Task objective —
Pick out each line below containing "decisions".

[Excerpted data start]

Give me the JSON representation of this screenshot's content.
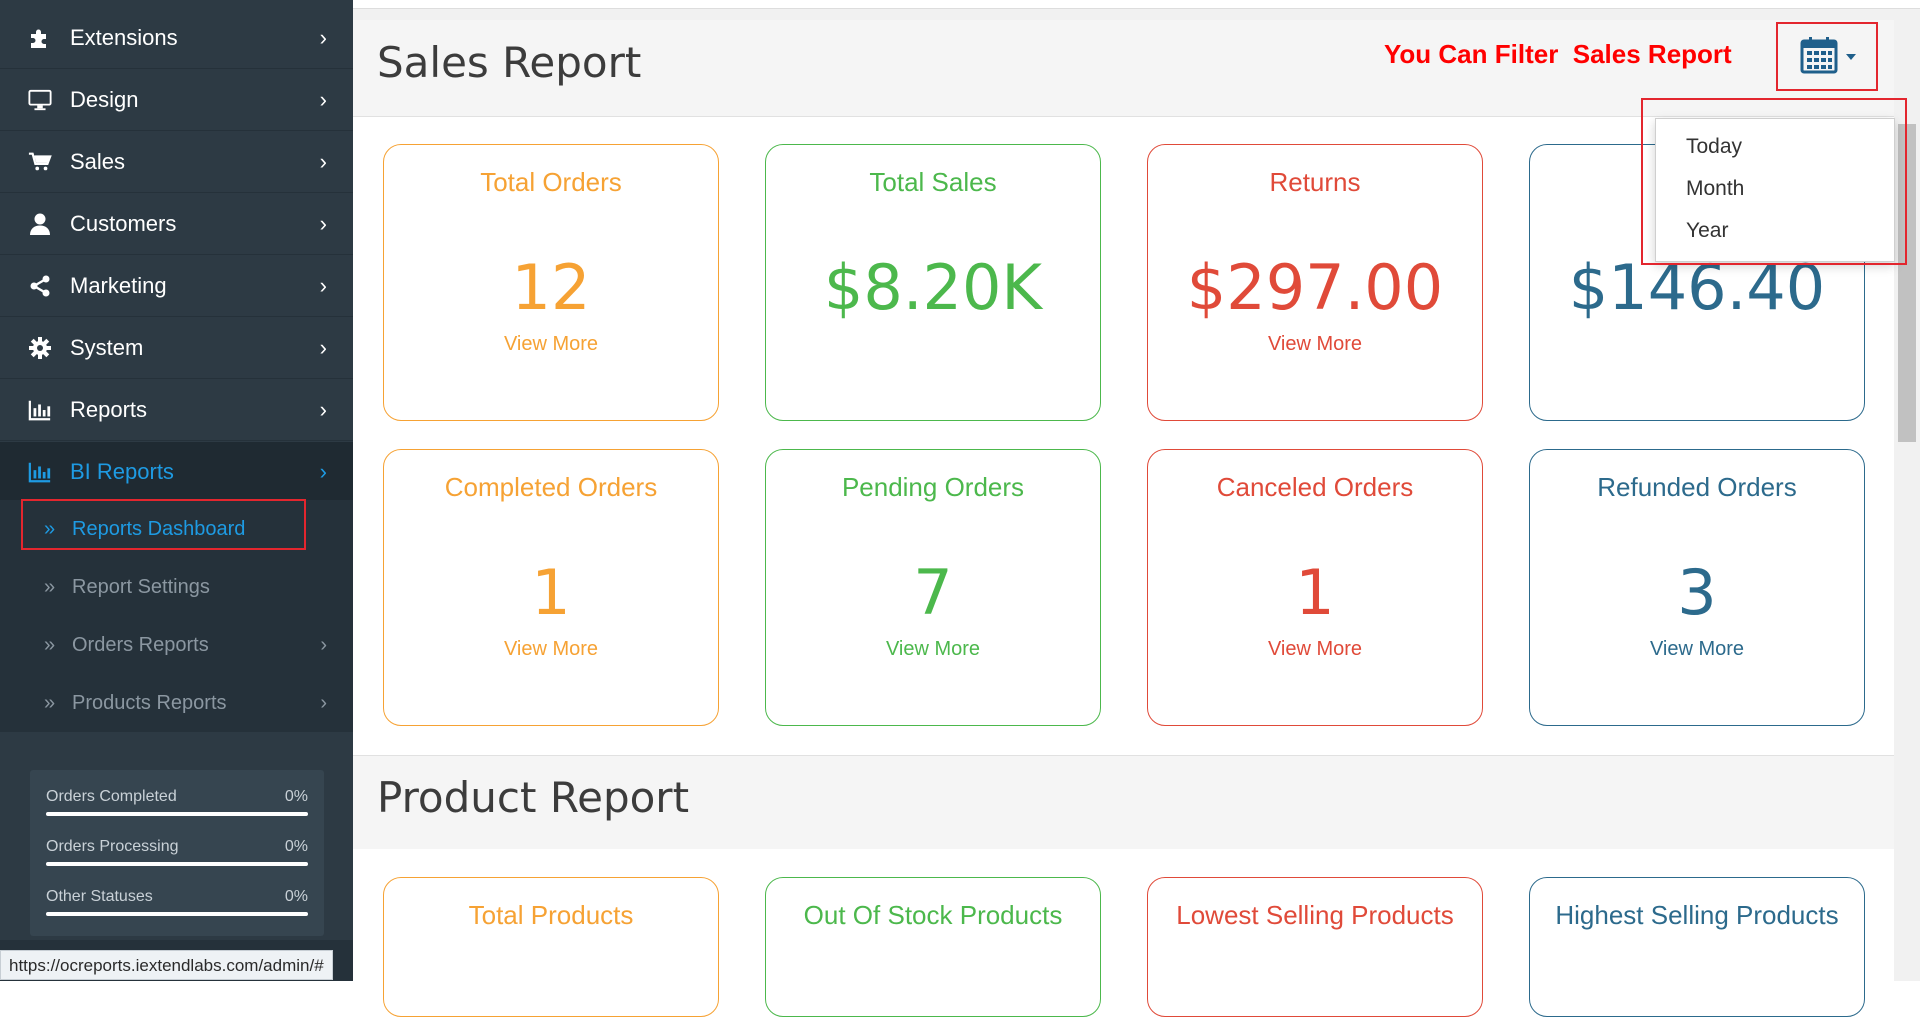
{
  "sidebar": {
    "items": [
      {
        "label": "Extensions",
        "icon": "puzzle-icon"
      },
      {
        "label": "Design",
        "icon": "monitor-icon"
      },
      {
        "label": "Sales",
        "icon": "cart-icon"
      },
      {
        "label": "Customers",
        "icon": "user-icon"
      },
      {
        "label": "Marketing",
        "icon": "share-icon"
      },
      {
        "label": "System",
        "icon": "gear-icon"
      },
      {
        "label": "Reports",
        "icon": "bar-chart-icon"
      },
      {
        "label": "BI Reports",
        "icon": "bar-chart-icon"
      }
    ],
    "chevron": "›",
    "sub_items": [
      {
        "label": "Reports Dashboard"
      },
      {
        "label": "Report Settings"
      },
      {
        "label": "Orders Reports"
      },
      {
        "label": "Products Reports"
      }
    ],
    "double_chevron": "»",
    "stats": [
      {
        "label": "Orders Completed",
        "value": "0%"
      },
      {
        "label": "Orders Processing",
        "value": "0%"
      },
      {
        "label": "Other Statuses",
        "value": "0%"
      }
    ]
  },
  "status_url": "https://ocreports.iextendlabs.com/admin/#",
  "sales_report": {
    "title": "Sales Report",
    "filter_note": "You Can Filter  Sales Report",
    "cards": [
      {
        "title": "Total Orders",
        "value": "12",
        "more": "View More",
        "color": "orange"
      },
      {
        "title": "Total Sales",
        "value": "$8.20K",
        "more": "",
        "color": "green"
      },
      {
        "title": "Returns",
        "value": "$297.00",
        "more": "View More",
        "color": "red"
      },
      {
        "title": "",
        "value": "$146.40",
        "more": "",
        "color": "blue"
      },
      {
        "title": "Completed Orders",
        "value": "1",
        "more": "View More",
        "color": "orange"
      },
      {
        "title": "Pending Orders",
        "value": "7",
        "more": "View More",
        "color": "green"
      },
      {
        "title": "Canceled Orders",
        "value": "1",
        "more": "View More",
        "color": "red"
      },
      {
        "title": "Refunded Orders",
        "value": "3",
        "more": "View More",
        "color": "blue"
      }
    ]
  },
  "date_filter": {
    "options": [
      "Today",
      "Month",
      "Year"
    ]
  },
  "product_report": {
    "title": "Product Report",
    "cards": [
      {
        "title": "Total Products",
        "color": "orange"
      },
      {
        "title": "Out Of Stock Products",
        "color": "green"
      },
      {
        "title": "Lowest Selling Products",
        "color": "red"
      },
      {
        "title": "Highest Selling Products",
        "color": "blue"
      }
    ]
  },
  "colors": {
    "accent": "#1e9be3",
    "sidebar_bg": "#2d3a44",
    "annotation_red": "#e3262e",
    "orange": "#f6a234",
    "green": "#4cb84c",
    "red": "#e04a39",
    "blue": "#2c6a8c"
  }
}
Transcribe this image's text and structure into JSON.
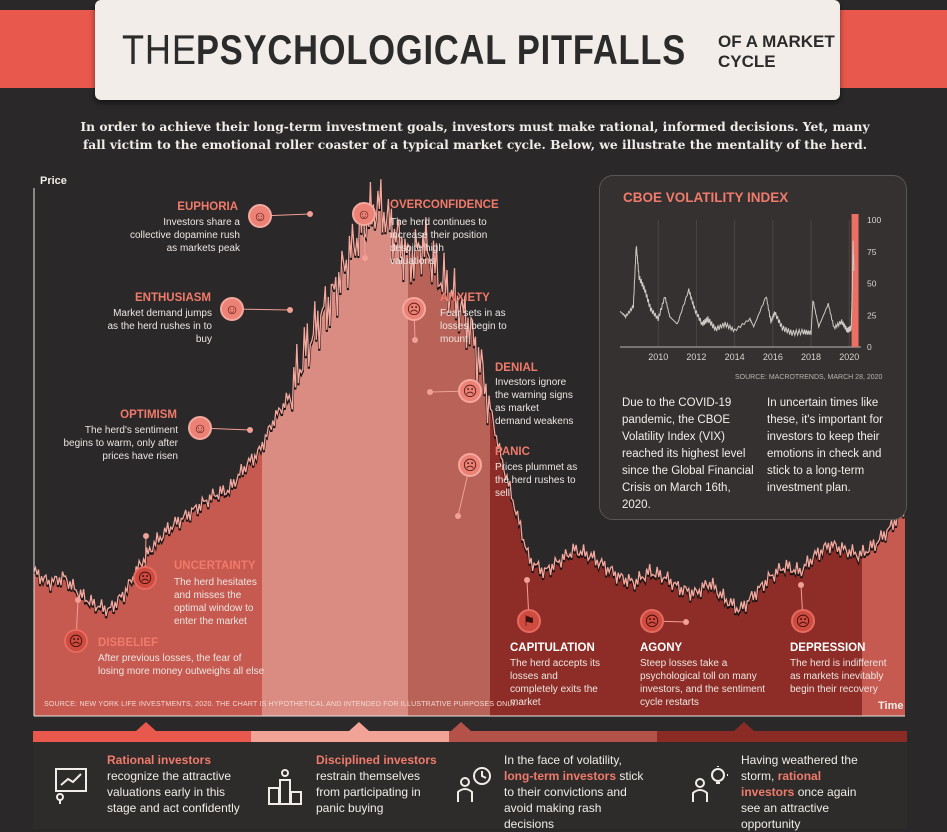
{
  "header": {
    "title_light": "THE",
    "title_bold": "PSYCHOLOGICAL PITFALLS",
    "title_small": "OF A MARKET CYCLE",
    "intro": "In order to achieve their long-term investment goals, investors must make rational, informed decisions. Yet, many fall victim to the emotional roller coaster of a typical market cycle. Below, we illustrate the mentality of the herd."
  },
  "colors": {
    "background": "#2a2828",
    "accent": "#e9584c",
    "phase_light": "#d97c70",
    "phase_mid": "#b05048",
    "phase_dark": "#8e2d27"
  },
  "chart_data": {
    "type": "area",
    "xlabel": "Time",
    "ylabel": "Price",
    "source": "SOURCE: NEW YORK LIFE INVESTMENTS, 2020. THE CHART IS HYPOTHETICAL AND INTENDED FOR ILLUSTRATIVE PURPOSES ONLY.",
    "series": [
      {
        "values": [
          28,
          26,
          27,
          24,
          22,
          21,
          24,
          29,
          33,
          36,
          38,
          40,
          42,
          43,
          47,
          50,
          56,
          60,
          68,
          74,
          79,
          86,
          92,
          95,
          90,
          85,
          88,
          82,
          78,
          73,
          63,
          50,
          40,
          30,
          28,
          30,
          32,
          31,
          29,
          27,
          26,
          28,
          27,
          25,
          24,
          26,
          23,
          21,
          24,
          27,
          29,
          28,
          31,
          33,
          32,
          31,
          33,
          36,
          40
        ]
      }
    ],
    "phases": [
      {
        "name": "DISBELIEF",
        "desc": "After previous losses, the fear of losing more money outweighs all else",
        "icon": "disbelief-face-icon"
      },
      {
        "name": "UNCERTAINTY",
        "desc": "The herd hesitates and misses the optimal window to enter the market",
        "icon": "worried-face-icon"
      },
      {
        "name": "OPTIMISM",
        "desc": "The herd's sentiment begins to warm, only after prices have risen",
        "icon": "smile-face-icon"
      },
      {
        "name": "ENTHUSIASM",
        "desc": "Market demand jumps as the herd rushes in to buy",
        "icon": "grin-face-icon"
      },
      {
        "name": "EUPHORIA",
        "desc": "Investors share a collective dopamine rush as markets peak",
        "icon": "starstruck-face-icon"
      },
      {
        "name": "OVERCONFIDENCE",
        "desc": "The herd continues to increase their position despite high valuations",
        "icon": "sunglasses-face-icon"
      },
      {
        "name": "ANXIETY",
        "desc": "Fear sets in as losses begin to mount",
        "icon": "anxious-face-icon"
      },
      {
        "name": "DENIAL",
        "desc": "Investors ignore the warning signs as market demand weakens",
        "icon": "frown-face-icon"
      },
      {
        "name": "PANIC",
        "desc": "Prices plummet as the herd rushes to sell",
        "icon": "scared-face-icon"
      },
      {
        "name": "CAPITULATION",
        "desc": "The herd accepts its losses and completely exits the market",
        "icon": "white-flag-icon"
      },
      {
        "name": "AGONY",
        "desc": "Steep losses take a psychological toll on many investors, and the sentiment cycle restarts",
        "icon": "dizzy-face-icon"
      },
      {
        "name": "DEPRESSION",
        "desc": "The herd is indifferent as markets inevitably begin their recovery",
        "icon": "sad-face-icon"
      }
    ]
  },
  "vix": {
    "title": "CBOE VOLATILITY INDEX",
    "source": "SOURCE: MACROTRENDS, MARCH 28, 2020",
    "x_ticks": [
      "2010",
      "2012",
      "2014",
      "2016",
      "2018",
      "2020"
    ],
    "y_ticks": [
      "0",
      "25",
      "50",
      "75",
      "100"
    ],
    "ylim": [
      0,
      100
    ],
    "xlim": [
      2008,
      2020.3
    ],
    "points": [
      [
        2008,
        28
      ],
      [
        2008.3,
        24
      ],
      [
        2008.7,
        32
      ],
      [
        2008.85,
        80
      ],
      [
        2009,
        55
      ],
      [
        2009.3,
        45
      ],
      [
        2009.6,
        30
      ],
      [
        2010,
        22
      ],
      [
        2010.35,
        40
      ],
      [
        2010.6,
        24
      ],
      [
        2011,
        18
      ],
      [
        2011.6,
        45
      ],
      [
        2011.9,
        30
      ],
      [
        2012.3,
        18
      ],
      [
        2012.6,
        22
      ],
      [
        2013,
        14
      ],
      [
        2013.5,
        18
      ],
      [
        2014,
        13
      ],
      [
        2014.8,
        22
      ],
      [
        2015,
        16
      ],
      [
        2015.65,
        40
      ],
      [
        2015.9,
        20
      ],
      [
        2016.1,
        27
      ],
      [
        2016.5,
        15
      ],
      [
        2017,
        11
      ],
      [
        2017.6,
        12
      ],
      [
        2018,
        11
      ],
      [
        2018.1,
        37
      ],
      [
        2018.4,
        16
      ],
      [
        2018.9,
        34
      ],
      [
        2019.2,
        15
      ],
      [
        2019.6,
        20
      ],
      [
        2019.9,
        13
      ],
      [
        2020.1,
        15
      ],
      [
        2020.15,
        40
      ],
      [
        2020.2,
        82
      ],
      [
        2020.25,
        60
      ]
    ],
    "text_left": "Due to the COVID-19 pandemic, the CBOE Volatility Index (VIX) reached its highest level since the Global Financial Crisis on March 16th, 2020.",
    "text_right": "In uncertain times like these, it's important for investors to keep their emotions in check and stick to a long-term investment plan."
  },
  "bottom": {
    "cards": [
      {
        "lead": "",
        "highlight": "Rational investors",
        "rest": "recognize the attractive valuations early in this stage and act confidently",
        "icon": "rising-chart-presentation-icon"
      },
      {
        "lead": "",
        "highlight": "Disciplined investors",
        "rest": "restrain themselves from participating in panic buying",
        "icon": "podium-person-icon"
      },
      {
        "lead": "In the face of volatility,",
        "highlight": "long-term investors",
        "rest": "stick to their convictions and avoid making rash decisions",
        "icon": "clock-person-icon"
      },
      {
        "lead": "Having weathered the storm,",
        "highlight": "rational investors",
        "rest": "once again see an attractive opportunity",
        "icon": "lightbulb-person-icon"
      }
    ]
  }
}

[Excerpted data end]

Final result —
    "intro": "In order to achieve their long-term investment goals, investors must make rational, informed decisions. Yet, many fall victim to the emotional roller coaster of a typical market cycle. Below, we illustrate the mentality of the herd."
        "rest": "stick to their convictions and avoid making rash decisions",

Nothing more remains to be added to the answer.